- **Exercise**
Without including the pictures, copy out every line below.
________________________________________
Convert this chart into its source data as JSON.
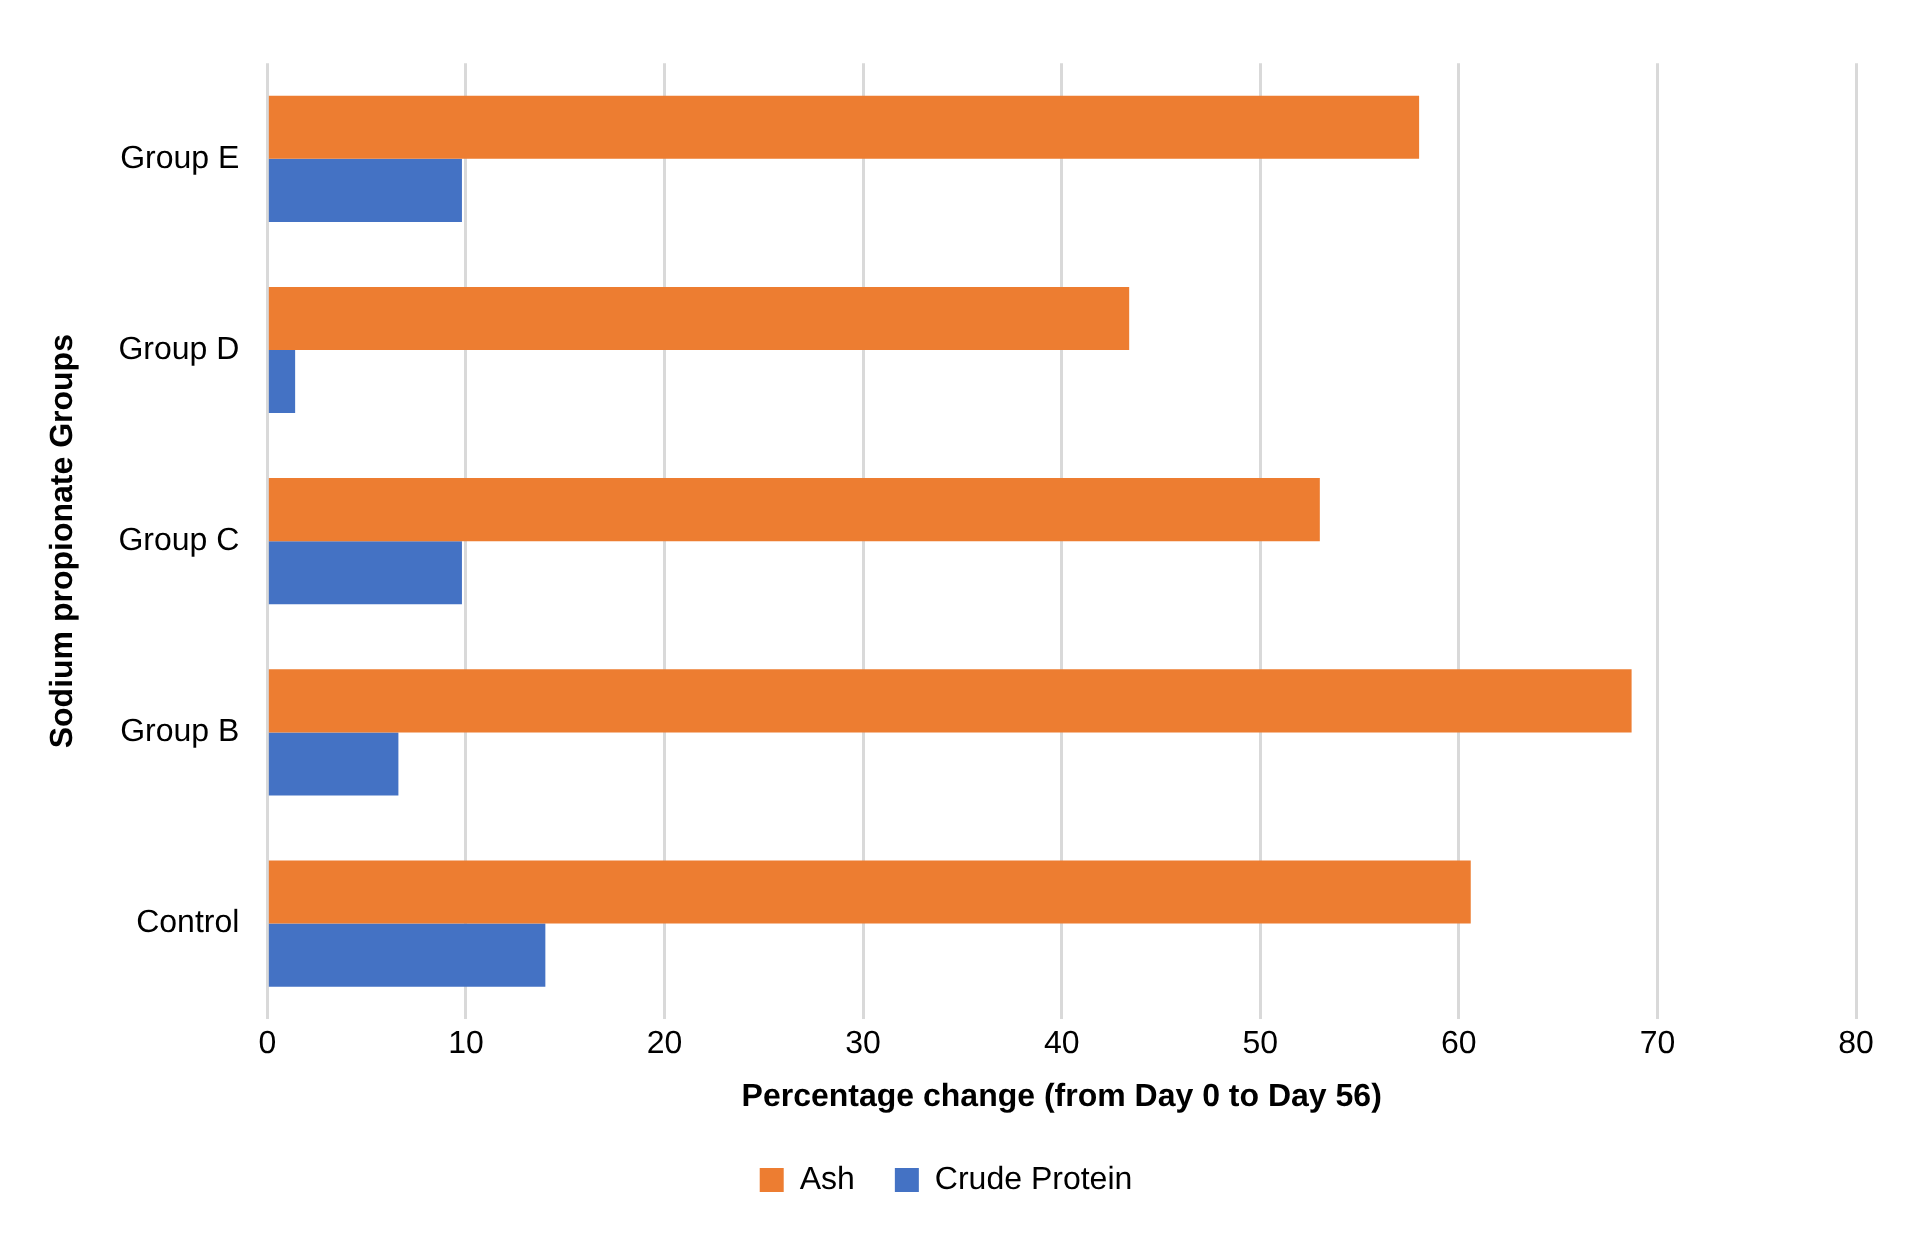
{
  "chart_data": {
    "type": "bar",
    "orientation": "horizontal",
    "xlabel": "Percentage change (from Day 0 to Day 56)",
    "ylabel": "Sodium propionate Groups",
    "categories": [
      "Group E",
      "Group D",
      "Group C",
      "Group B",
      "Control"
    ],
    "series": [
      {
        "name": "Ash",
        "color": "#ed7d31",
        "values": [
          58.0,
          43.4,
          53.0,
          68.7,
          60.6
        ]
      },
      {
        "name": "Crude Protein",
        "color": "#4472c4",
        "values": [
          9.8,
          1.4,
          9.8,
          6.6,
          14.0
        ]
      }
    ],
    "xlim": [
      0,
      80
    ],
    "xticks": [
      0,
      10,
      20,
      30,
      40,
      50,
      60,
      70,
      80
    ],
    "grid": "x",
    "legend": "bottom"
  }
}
________________________________________
- **Answer**
Convert this chart into its source data as JSON.
{
  "chart_data": {
    "type": "bar",
    "orientation": "horizontal",
    "xlabel": "Percentage change (from Day 0 to Day 56)",
    "ylabel": "Sodium propionate Groups",
    "categories": [
      "Group E",
      "Group D",
      "Group C",
      "Group B",
      "Control"
    ],
    "series": [
      {
        "name": "Ash",
        "color": "#ed7d31",
        "values": [
          58.0,
          43.4,
          53.0,
          68.7,
          60.6
        ]
      },
      {
        "name": "Crude Protein",
        "color": "#4472c4",
        "values": [
          9.8,
          1.4,
          9.8,
          6.6,
          14.0
        ]
      }
    ],
    "xlim": [
      0,
      80
    ],
    "xticks": [
      0,
      10,
      20,
      30,
      40,
      50,
      60,
      70,
      80
    ],
    "grid": "x",
    "legend": "bottom"
  }
}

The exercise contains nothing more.